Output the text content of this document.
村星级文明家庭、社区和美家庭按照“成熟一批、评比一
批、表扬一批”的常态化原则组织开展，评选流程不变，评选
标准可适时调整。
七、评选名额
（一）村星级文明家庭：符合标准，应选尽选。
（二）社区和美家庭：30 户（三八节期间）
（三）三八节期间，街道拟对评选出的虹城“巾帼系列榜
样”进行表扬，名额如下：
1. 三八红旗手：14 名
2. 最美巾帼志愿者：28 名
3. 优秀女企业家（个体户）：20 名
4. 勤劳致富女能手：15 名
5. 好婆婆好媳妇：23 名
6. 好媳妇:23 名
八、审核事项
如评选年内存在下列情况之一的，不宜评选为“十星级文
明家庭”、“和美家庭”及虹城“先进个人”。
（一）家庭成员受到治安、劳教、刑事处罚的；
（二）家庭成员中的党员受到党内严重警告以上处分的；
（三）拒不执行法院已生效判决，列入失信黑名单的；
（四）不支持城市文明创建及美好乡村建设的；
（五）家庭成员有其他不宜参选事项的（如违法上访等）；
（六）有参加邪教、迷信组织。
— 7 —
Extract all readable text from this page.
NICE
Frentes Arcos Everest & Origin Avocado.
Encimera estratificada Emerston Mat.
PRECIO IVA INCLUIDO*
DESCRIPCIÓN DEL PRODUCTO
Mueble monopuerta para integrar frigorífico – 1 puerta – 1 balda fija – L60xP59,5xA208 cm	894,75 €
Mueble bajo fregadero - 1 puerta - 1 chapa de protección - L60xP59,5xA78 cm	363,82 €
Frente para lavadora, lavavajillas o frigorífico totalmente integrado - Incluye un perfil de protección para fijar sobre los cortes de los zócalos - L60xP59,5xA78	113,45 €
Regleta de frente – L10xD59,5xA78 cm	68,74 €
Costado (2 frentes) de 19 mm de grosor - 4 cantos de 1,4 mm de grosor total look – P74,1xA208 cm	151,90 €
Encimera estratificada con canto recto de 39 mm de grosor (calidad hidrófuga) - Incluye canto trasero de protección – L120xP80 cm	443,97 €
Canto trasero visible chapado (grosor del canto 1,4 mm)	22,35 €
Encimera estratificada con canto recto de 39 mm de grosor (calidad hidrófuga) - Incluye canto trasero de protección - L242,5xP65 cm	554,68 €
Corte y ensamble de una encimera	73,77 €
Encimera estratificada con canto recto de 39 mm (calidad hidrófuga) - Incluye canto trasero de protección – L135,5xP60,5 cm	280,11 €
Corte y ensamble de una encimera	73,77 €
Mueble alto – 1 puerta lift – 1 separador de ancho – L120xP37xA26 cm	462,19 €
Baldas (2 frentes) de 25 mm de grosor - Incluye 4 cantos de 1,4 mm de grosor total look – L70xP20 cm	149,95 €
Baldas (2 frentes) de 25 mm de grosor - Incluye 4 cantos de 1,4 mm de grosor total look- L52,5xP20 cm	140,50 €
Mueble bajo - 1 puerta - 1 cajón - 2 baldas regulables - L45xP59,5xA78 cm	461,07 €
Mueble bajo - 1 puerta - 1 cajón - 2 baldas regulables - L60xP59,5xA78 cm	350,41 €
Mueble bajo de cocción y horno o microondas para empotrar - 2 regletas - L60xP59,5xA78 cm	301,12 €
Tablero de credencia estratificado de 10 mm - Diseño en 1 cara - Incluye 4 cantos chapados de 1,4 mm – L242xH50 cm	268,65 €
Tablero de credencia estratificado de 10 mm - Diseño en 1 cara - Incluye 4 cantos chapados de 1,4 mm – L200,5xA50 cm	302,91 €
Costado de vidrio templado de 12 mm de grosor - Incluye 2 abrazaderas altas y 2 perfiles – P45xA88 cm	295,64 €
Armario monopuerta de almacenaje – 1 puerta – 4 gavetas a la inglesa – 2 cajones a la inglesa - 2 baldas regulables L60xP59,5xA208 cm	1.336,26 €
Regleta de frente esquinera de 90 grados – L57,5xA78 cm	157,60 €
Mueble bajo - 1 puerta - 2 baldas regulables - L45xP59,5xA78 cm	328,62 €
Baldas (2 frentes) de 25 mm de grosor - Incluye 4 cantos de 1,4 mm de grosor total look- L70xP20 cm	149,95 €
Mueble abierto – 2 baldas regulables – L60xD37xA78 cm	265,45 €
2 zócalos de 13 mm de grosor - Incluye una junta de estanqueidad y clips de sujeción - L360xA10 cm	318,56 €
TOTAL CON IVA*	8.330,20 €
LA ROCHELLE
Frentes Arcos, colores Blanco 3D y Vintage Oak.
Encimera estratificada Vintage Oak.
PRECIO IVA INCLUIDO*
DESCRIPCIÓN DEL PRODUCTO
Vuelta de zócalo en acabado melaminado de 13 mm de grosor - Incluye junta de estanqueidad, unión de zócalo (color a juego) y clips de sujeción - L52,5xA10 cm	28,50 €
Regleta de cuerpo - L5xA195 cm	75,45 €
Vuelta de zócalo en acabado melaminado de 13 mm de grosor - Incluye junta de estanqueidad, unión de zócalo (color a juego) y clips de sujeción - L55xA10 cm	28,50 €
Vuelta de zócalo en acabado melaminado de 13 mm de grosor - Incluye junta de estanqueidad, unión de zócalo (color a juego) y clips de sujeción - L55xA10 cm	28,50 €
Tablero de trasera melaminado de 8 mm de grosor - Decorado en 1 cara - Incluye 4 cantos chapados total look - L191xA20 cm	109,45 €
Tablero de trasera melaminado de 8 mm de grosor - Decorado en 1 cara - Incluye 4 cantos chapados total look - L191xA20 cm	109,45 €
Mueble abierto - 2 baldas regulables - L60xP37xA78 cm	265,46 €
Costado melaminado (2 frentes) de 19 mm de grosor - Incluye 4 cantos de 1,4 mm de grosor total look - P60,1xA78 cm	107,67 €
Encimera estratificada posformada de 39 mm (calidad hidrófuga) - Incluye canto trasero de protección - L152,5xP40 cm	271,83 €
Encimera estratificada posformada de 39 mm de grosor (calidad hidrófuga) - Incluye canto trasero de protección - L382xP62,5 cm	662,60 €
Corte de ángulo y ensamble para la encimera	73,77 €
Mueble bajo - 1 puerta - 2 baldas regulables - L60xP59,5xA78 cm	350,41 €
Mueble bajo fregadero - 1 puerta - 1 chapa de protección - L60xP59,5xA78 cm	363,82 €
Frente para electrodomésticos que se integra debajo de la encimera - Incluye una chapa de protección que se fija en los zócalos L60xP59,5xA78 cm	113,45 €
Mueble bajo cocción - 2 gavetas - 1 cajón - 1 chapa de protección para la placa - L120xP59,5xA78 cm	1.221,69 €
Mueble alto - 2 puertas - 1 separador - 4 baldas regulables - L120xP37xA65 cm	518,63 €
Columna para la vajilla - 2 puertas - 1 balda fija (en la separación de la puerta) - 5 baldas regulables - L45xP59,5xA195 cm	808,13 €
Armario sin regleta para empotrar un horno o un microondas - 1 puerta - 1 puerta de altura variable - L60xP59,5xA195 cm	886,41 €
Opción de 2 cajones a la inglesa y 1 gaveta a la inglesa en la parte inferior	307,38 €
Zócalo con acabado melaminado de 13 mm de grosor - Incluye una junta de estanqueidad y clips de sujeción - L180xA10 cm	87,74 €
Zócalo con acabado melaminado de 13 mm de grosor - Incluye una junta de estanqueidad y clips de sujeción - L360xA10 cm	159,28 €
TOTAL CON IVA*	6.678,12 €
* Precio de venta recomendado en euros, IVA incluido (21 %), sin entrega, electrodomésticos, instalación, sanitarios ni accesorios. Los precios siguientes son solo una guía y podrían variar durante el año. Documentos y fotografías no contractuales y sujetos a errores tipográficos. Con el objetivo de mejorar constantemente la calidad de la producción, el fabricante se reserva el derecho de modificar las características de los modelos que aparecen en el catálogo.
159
- - - - - - -
→ THE TASK
Look above for lines with the word "protección" and copy them all.

→ RESULT OF THIS TASK
Mueble bajo fregadero - 1 puerta - 1 chapa de protección - L60xP59,5xA78 cm	363,82 €
Frente para lavadora, lavavajillas o frigorífico totalmente integrado - Incluye un perfil de protección para fijar sobre los cortes de los zócalos - L60xP59,5xA78	113,45 €
Encimera estratificada con canto recto de 39 mm de grosor (calidad hidrófuga) - Incluye canto trasero de protección – L120xP80 cm	443,97 €
Encimera estratificada con canto recto de 39 mm de grosor (calidad hidrófuga) - Incluye canto trasero de protección - L242,5xP65 cm	554,68 €
Encimera estratificada con canto recto de 39 mm (calidad hidrófuga) - Incluye canto trasero de protección – L135,5xP60,5 cm	280,11 €
Encimera estratificada posformada de 39 mm (calidad hidrófuga) - Incluye canto trasero de protección - L152,5xP40 cm	271,83 €
Encimera estratificada posformada de 39 mm de grosor (calidad hidrófuga) - Incluye canto trasero de protección - L382xP62,5 cm	662,60 €
Mueble bajo fregadero - 1 puerta - 1 chapa de protección - L60xP59,5xA78 cm	363,82 €
Frente para electrodomésticos que se integra debajo de la encimera - Incluye una chapa de protección que se fija en los zócalos L60xP59,5xA78 cm	113,45 €
Mueble bajo cocción - 2 gavetas - 1 cajón - 1 chapa de protección para la placa - L120xP59,5xA78 cm	1.221,69 €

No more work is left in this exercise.